__To be done__.
Repeat each record exactly. Any picture gets left out.

++++ Dataset excerpts

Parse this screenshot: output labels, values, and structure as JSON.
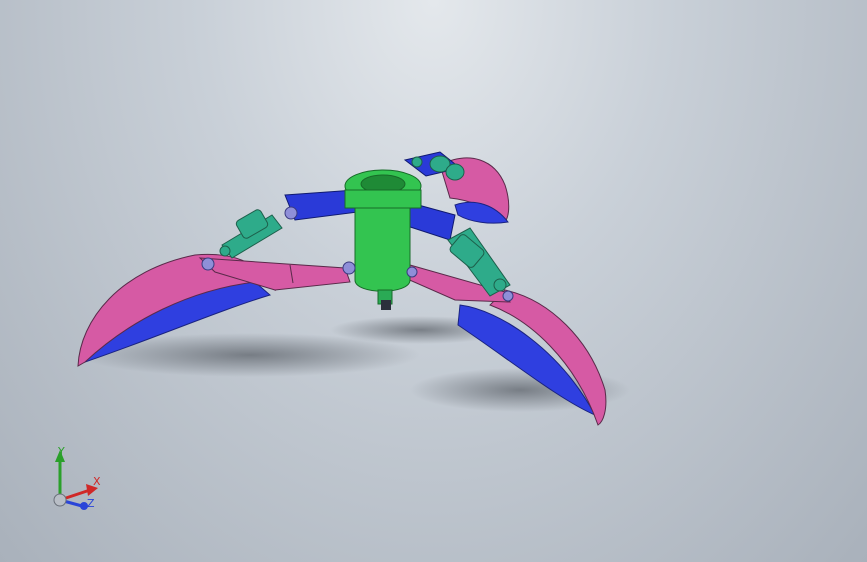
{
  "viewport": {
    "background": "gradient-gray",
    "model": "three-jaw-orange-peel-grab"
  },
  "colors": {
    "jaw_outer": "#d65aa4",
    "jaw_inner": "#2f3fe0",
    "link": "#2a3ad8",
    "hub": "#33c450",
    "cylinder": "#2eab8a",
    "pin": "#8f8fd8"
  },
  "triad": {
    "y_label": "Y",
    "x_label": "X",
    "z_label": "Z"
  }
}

++++++++

__Finished exercise__.
Parse this screenshot: output labels, values, and structure as JSON.
{
  "viewport": {
    "background": "gradient-gray",
    "model": "three-jaw-orange-peel-grab"
  },
  "colors": {
    "jaw_outer": "#d65aa4",
    "jaw_inner": "#2f3fe0",
    "link": "#2a3ad8",
    "hub": "#33c450",
    "cylinder": "#2eab8a",
    "pin": "#8f8fd8"
  },
  "triad": {
    "y_label": "Y",
    "x_label": "X",
    "z_label": "Z"
  }
}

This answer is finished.